=== INFORMATION GIVEN ===
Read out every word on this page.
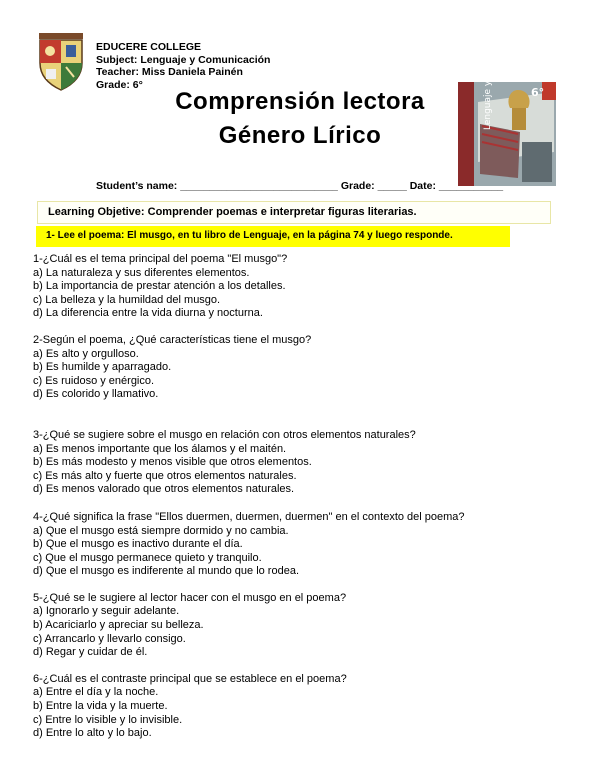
EDUCERE COLLEGE
Subject: Lenguaje y Comunicación
Teacher: Miss Daniela Painén
Grade: 6°
Comprensión lectora
Género Lírico
Lenguaje y Comunicación	6°
Student’s name: ___________________________ Grade: _____ Date: ___________
Learning Objetive: Comprender poemas e interpretar figuras literarias.
1- Lee el poema: El musgo, en tu libro de Lenguaje, en la página 74 y luego responde.

1-¿Cuál es el tema principal del poema "El musgo"?

a) La naturaleza y sus diferentes elementos.

b) La importancia de prestar atención a los detalles.

c) La belleza y la humildad del musgo.

d) La diferencia entre la vida diurna y nocturna.

2-Según el poema, ¿Qué características tiene el musgo?

a) Es alto y orgulloso.

b) Es humilde y aparragado.

c) Es ruidoso y enérgico.

d) Es colorido y llamativo.

3-¿Qué se sugiere sobre el musgo en relación con otros elementos naturales?

a) Es menos importante que los álamos y el maitén.

b) Es más modesto y menos visible que otros elementos.

c) Es más alto y fuerte que otros elementos naturales.

d) Es menos valorado que otros elementos naturales.

4-¿Qué significa la frase "Ellos duermen, duermen, duermen" en el contexto del poema?

a) Que el musgo está siempre dormido y no cambia.

b) Que el musgo es inactivo durante el día.

c) Que el musgo permanece quieto y tranquilo.

d) Que el musgo es indiferente al mundo que lo rodea.

5-¿Qué se le sugiere al lector hacer con el musgo en el poema?

a) Ignorarlo y seguir adelante.

b) Acariciarlo y apreciar su belleza.

c) Arrancarlo y llevarlo consigo.

d) Regar y cuidar de él.

6-¿Cuál es el contraste principal que se establece en el poema?

a) Entre el día y la noche.

b) Entre la vida y la muerte.

c) Entre lo visible y lo invisible.

d) Entre lo alto y lo bajo.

=== DIRECTION ===
Print the entries above exactly, taking out only the pictures.

=== RESULT FOR THIS EXERCISE ===
Read out every word on this page.
EDUCERE COLLEGE
Subject: Lenguaje y Comunicación
Teacher: Miss Daniela Painén
Grade: 6°
Comprensión lectora
Género Lírico
Lenguaje y Comunicación	6°
Student’s name: ___________________________ Grade: _____ Date: ___________
Learning Objetive: Comprender poemas e interpretar figuras literarias.
1- Lee el poema: El musgo, en tu libro de Lenguaje, en la página 74 y luego responde.

1-¿Cuál es el tema principal del poema "El musgo"?

a) La naturaleza y sus diferentes elementos.

b) La importancia de prestar atención a los detalles.

c) La belleza y la humildad del musgo.

d) La diferencia entre la vida diurna y nocturna.

2-Según el poema, ¿Qué características tiene el musgo?

a) Es alto y orgulloso.

b) Es humilde y aparragado.

c) Es ruidoso y enérgico.

d) Es colorido y llamativo.

3-¿Qué se sugiere sobre el musgo en relación con otros elementos naturales?

a) Es menos importante que los álamos y el maitén.

b) Es más modesto y menos visible que otros elementos.

c) Es más alto y fuerte que otros elementos naturales.

d) Es menos valorado que otros elementos naturales.

4-¿Qué significa la frase "Ellos duermen, duermen, duermen" en el contexto del poema?

a) Que el musgo está siempre dormido y no cambia.

b) Que el musgo es inactivo durante el día.

c) Que el musgo permanece quieto y tranquilo.

d) Que el musgo es indiferente al mundo que lo rodea.

5-¿Qué se le sugiere al lector hacer con el musgo en el poema?

a) Ignorarlo y seguir adelante.

b) Acariciarlo y apreciar su belleza.

c) Arrancarlo y llevarlo consigo.

d) Regar y cuidar de él.

6-¿Cuál es el contraste principal que se establece en el poema?

a) Entre el día y la noche.

b) Entre la vida y la muerte.

c) Entre lo visible y lo invisible.

d) Entre lo alto y lo bajo.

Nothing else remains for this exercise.